> YOUR INSTRUCTIONS:
Work out how many lines hold the string "Pola". The answer is a single number, nothing more.

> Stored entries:

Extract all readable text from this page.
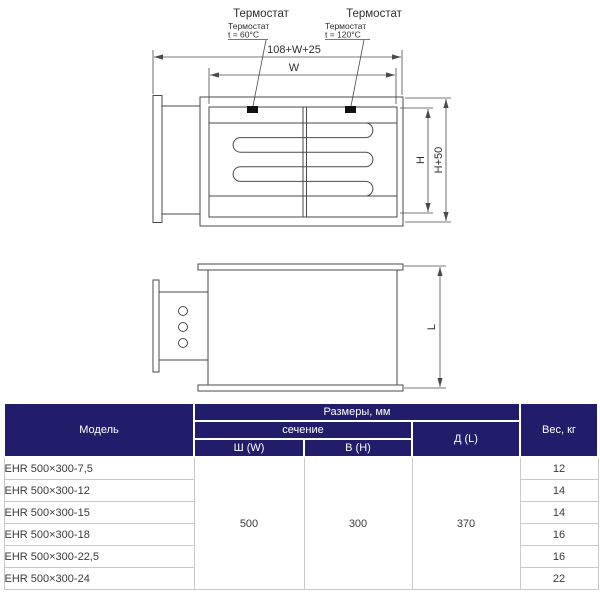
Термостат	Термостат
Термостат
t = 60°C
Термостат
t = 120°C
108+W+25
W
H H+50
L
Модель	Размеры, мм			Вес, кг
	сечение		Д (L)	
	Ш (W)	В (H)		
EHR 500×300-7,5	500	300	370	12
EHR 500×300-12				14
EHR 500×300-15				14
EHR 500×300-18				16
EHR 500×300-22,5				16
EHR 500×300-24				22
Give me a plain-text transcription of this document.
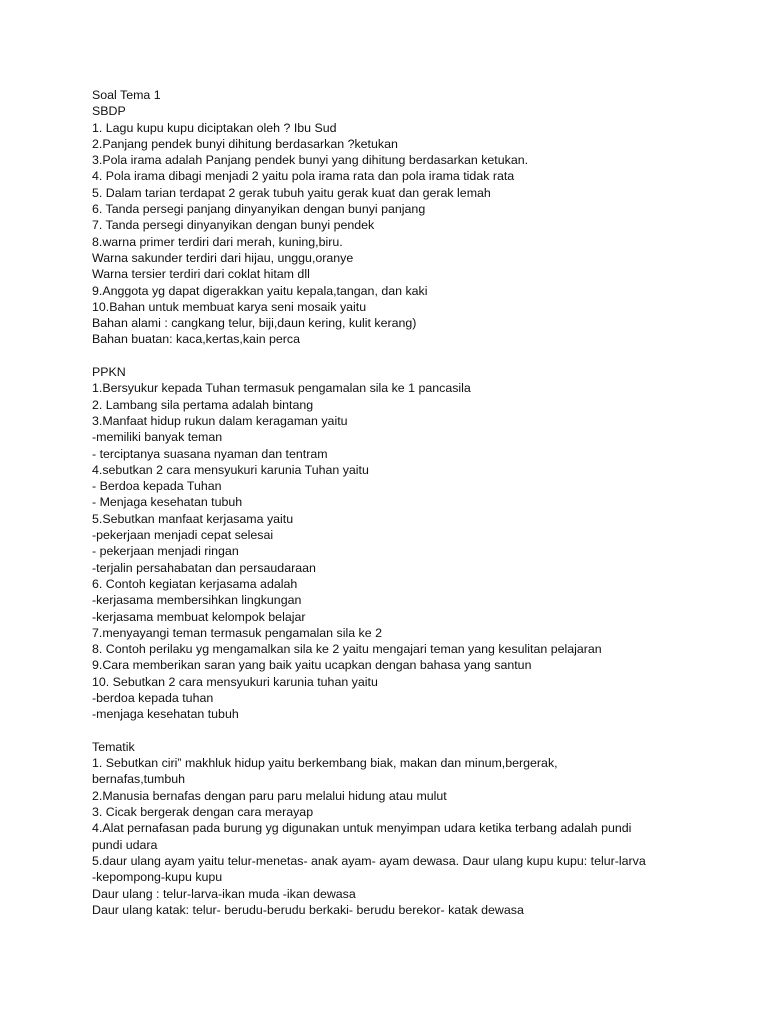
Soal Tema 1
SBDP
1. Lagu kupu kupu diciptakan oleh ? Ibu Sud
2.Panjang pendek bunyi dihitung berdasarkan ?ketukan
3.Pola irama adalah Panjang pendek bunyi yang dihitung berdasarkan ketukan.
4. Pola irama dibagi menjadi 2 yaitu pola irama rata dan pola irama tidak rata
5. Dalam tarian terdapat 2 gerak tubuh yaitu gerak kuat dan gerak lemah
6. Tanda persegi panjang dinyanyikan dengan bunyi panjang
7. Tanda persegi dinyanyikan dengan bunyi pendek
8.warna primer terdiri dari merah, kuning,biru.
Warna sakunder terdiri dari hijau, unggu,oranye
Warna tersier terdiri dari coklat hitam dll
9.Anggota yg dapat digerakkan yaitu kepala,tangan, dan kaki
10.Bahan untuk membuat karya seni mosaik yaitu
Bahan alami : cangkang telur, biji,daun kering, kulit kerang)
Bahan buatan: kaca,kertas,kain perca
PPKN
1.Bersyukur kepada Tuhan termasuk pengamalan sila ke 1 pancasila
2. Lambang sila pertama adalah bintang
3.Manfaat hidup rukun dalam keragaman yaitu
-memiliki banyak teman
- terciptanya suasana nyaman dan tentram
4.sebutkan 2 cara mensyukuri karunia Tuhan yaitu
- Berdoa kepada Tuhan
- Menjaga kesehatan tubuh
5.Sebutkan manfaat kerjasama yaitu
-pekerjaan menjadi cepat selesai
- pekerjaan menjadi ringan
-terjalin persahabatan dan persaudaraan
6. Contoh kegiatan kerjasama adalah
-kerjasama membersihkan lingkungan
-kerjasama membuat kelompok belajar
7.menyayangi teman termasuk pengamalan sila ke 2
8. Contoh perilaku yg mengamalkan sila ke 2 yaitu mengajari teman yang kesulitan pelajaran
9.Cara memberikan saran yang baik yaitu ucapkan dengan bahasa yang santun
10. Sebutkan 2 cara mensyukuri karunia tuhan yaitu
-berdoa kepada tuhan
-menjaga kesehatan tubuh
Tematik
1. Sebutkan ciri” makhluk hidup yaitu berkembang biak, makan dan minum,bergerak,
bernafas,tumbuh
2.Manusia bernafas dengan paru paru melalui hidung atau mulut
3. Cicak bergerak dengan cara merayap
4.Alat pernafasan pada burung yg digunakan untuk menyimpan udara ketika terbang adalah pundi
pundi udara
5.daur ulang ayam yaitu telur-menetas- anak ayam- ayam dewasa. Daur ulang kupu kupu: telur-larva
-kepompong-kupu kupu
Daur ulang : telur-larva-ikan muda -ikan dewasa
Daur ulang katak: telur- berudu-berudu berkaki- berudu berekor- katak dewasa
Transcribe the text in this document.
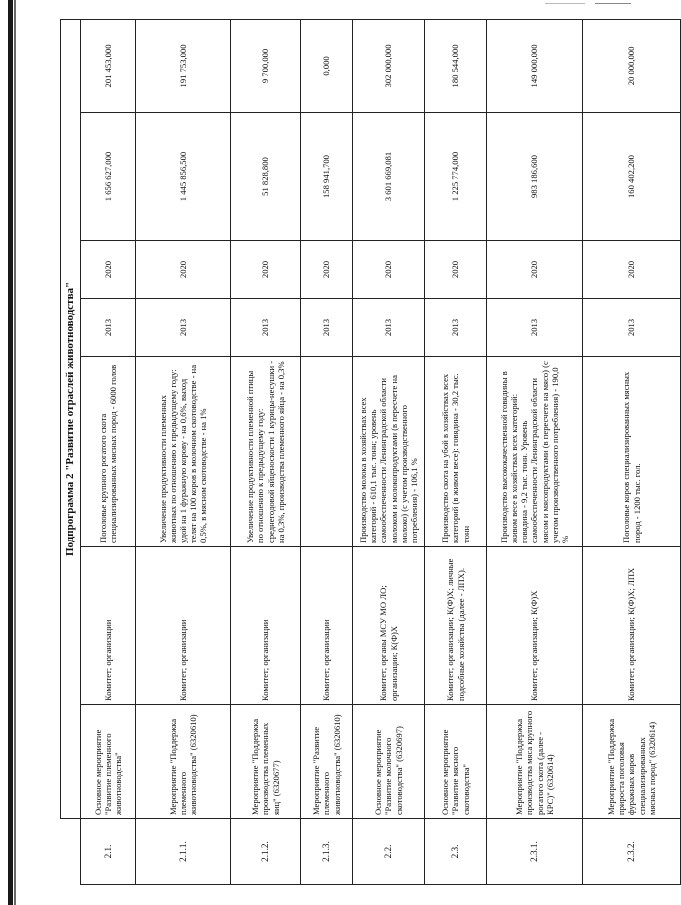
	Подпрограмма 2 "Развитие отраслей животноводства"						
2.1.	Основное мероприятие "Развитие племенного животноводства"	Комитет; организации	Поголовье крупного рогатого скота специализированных мясных пород - 6000 голов	2013	2020	1 656 627,000	201 453,000
2.1.1.	Мероприятие "Поддержка племенного животноводства" (6320610)	Комитет; организации	Увеличение продуктивности племенных животных по отношению к предыдущему году: удой на 1 фуражную корову - на 0,6%, выход телят на 100 коров в молочном скотоводстве - на 0,5%, в мясном скотоводстве - на 1%	2013	2020	1 445 856,500	191 753,000
2.1.2.	Мероприятие "Поддержка производства племенных яиц" (6320677)	Комитет; организации	Увеличение продуктивности племенной птицы по отношению к предыдущему году: среднегодовой яйценоскости 1 курицы-несушки - на 0,3%, производства племенного яйца - на 0,3%	2013	2020	51 828,800	9 700,000
2.1.3.	Мероприятие "Развитие племенного животноводства" (6320610)	Комитет; организации		2013	2020	158 941,700	0,000
2.2.	Основное мероприятие "Развитие молочного скотоводства" (6320697)	Комитет; органы МСУ МО ЛО; организации; К(Ф)Х	Производство молока в хозяйствах всех категорий - 610,1 тыс. тонн; уровень самообеспеченности Ленинградской области молоком и молокопродуктами (в пересчете на молоко) (с учетом производственного потребления) - 106,1 %	2013	2020	3 601 669,081	302 000,000
2.3.	Основное мероприятие "Развитие мясного скотоводства"	Комитет; организации; К(Ф)Х; личные подсобные хозяйства (далее - ЛПХ).	Производство скота на убой в хозяйствах всех категорий (в живом весе): говядина - 30,2 тыс. тонн	2013	2020	1 225 774,000	180 544,000
2.3.1.	Мероприятие "Поддержка производства мяса крупного рогатого скота (далее - КРС)" (6320614)	Комитет; организации; К(Ф)Х	Производство высококачественной говядины в живом весе в хозяйствах всех категорий: говядина - 9,2 тыс. тонн. Уровень самообеспеченности Ленинградской области мясом и мясопродуктами (в пересчете на мясо) (с учетом производственного потребления) - 190,0 %	2013	2020	983 186,600	149 000,000
2.3.2.	Мероприятие "Поддержка прироста поголовья фуражных коров специализированных мясных пород" (6320614)	Комитет; организации; К(Ф)Х; ЛПХ	Поголовье коров специализированных мясных пород - 1200 тыс. гол.	2013	2020	160 402,200	20 000,000
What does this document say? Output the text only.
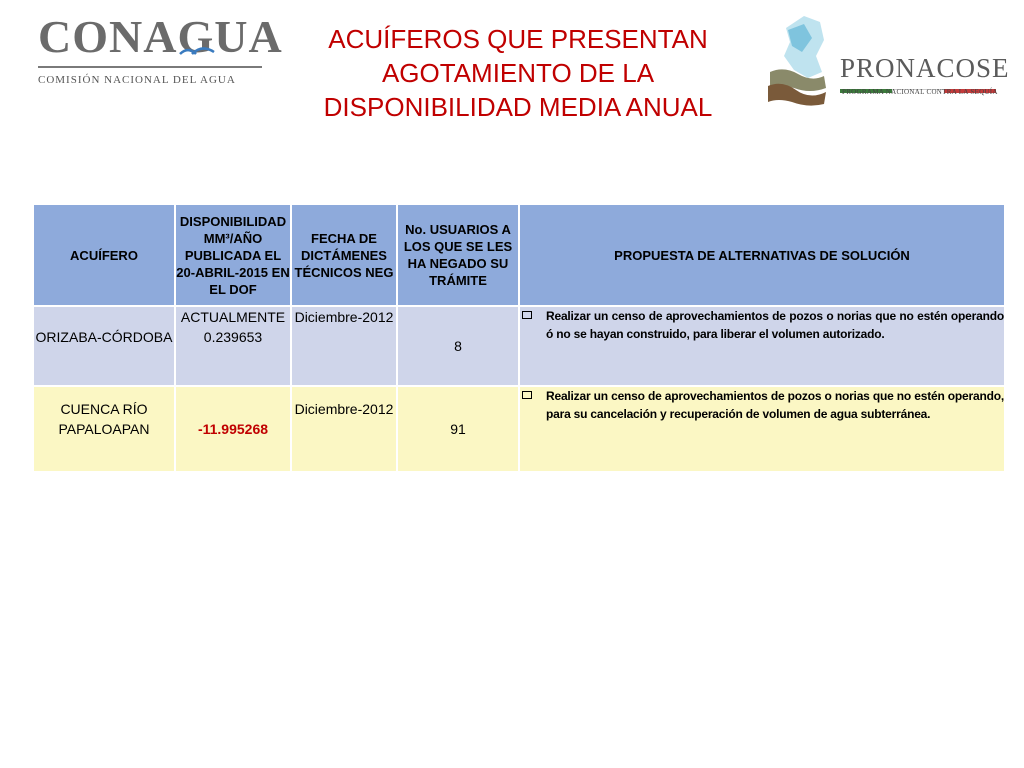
CONAGUA
COMISIÓN NACIONAL DEL AGUA
ACUÍFEROS QUE PRESENTAN
AGOTAMIENTO DE LA
DISPONIBILIDAD MEDIA ANUAL
PRONACOSE
PROGRAMA NACIONAL CONTRA LA SEQUÍA
ACUÍFERO	DISPONIBILIDAD MM³/AÑO PUBLICADA EL 20-ABRIL-2015 EN EL DOF	FECHA DE DICTÁMENES TÉCNICOS NEG	No. USUARIOS A LOS QUE SE LES HA NEGADO SU TRÁMITE	PROPUESTA DE ALTERNATIVAS DE SOLUCIÓN
ORIZABA-CÓRDOBA	ACTUALMENTE 0.239653	Diciembre-2012	8	Realizar un censo de aprovechamientos de pozos o norias que no estén operando ó no se hayan construido, para liberar el volumen autorizado.

CUENCA RÍO PAPALOAPAN	-11.995268	Diciembre-2012	91	Realizar un censo de aprovechamientos de pozos o norias que no estén operando, para su cancelación y recuperación de volumen de agua subterránea.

> SOLUTION:
2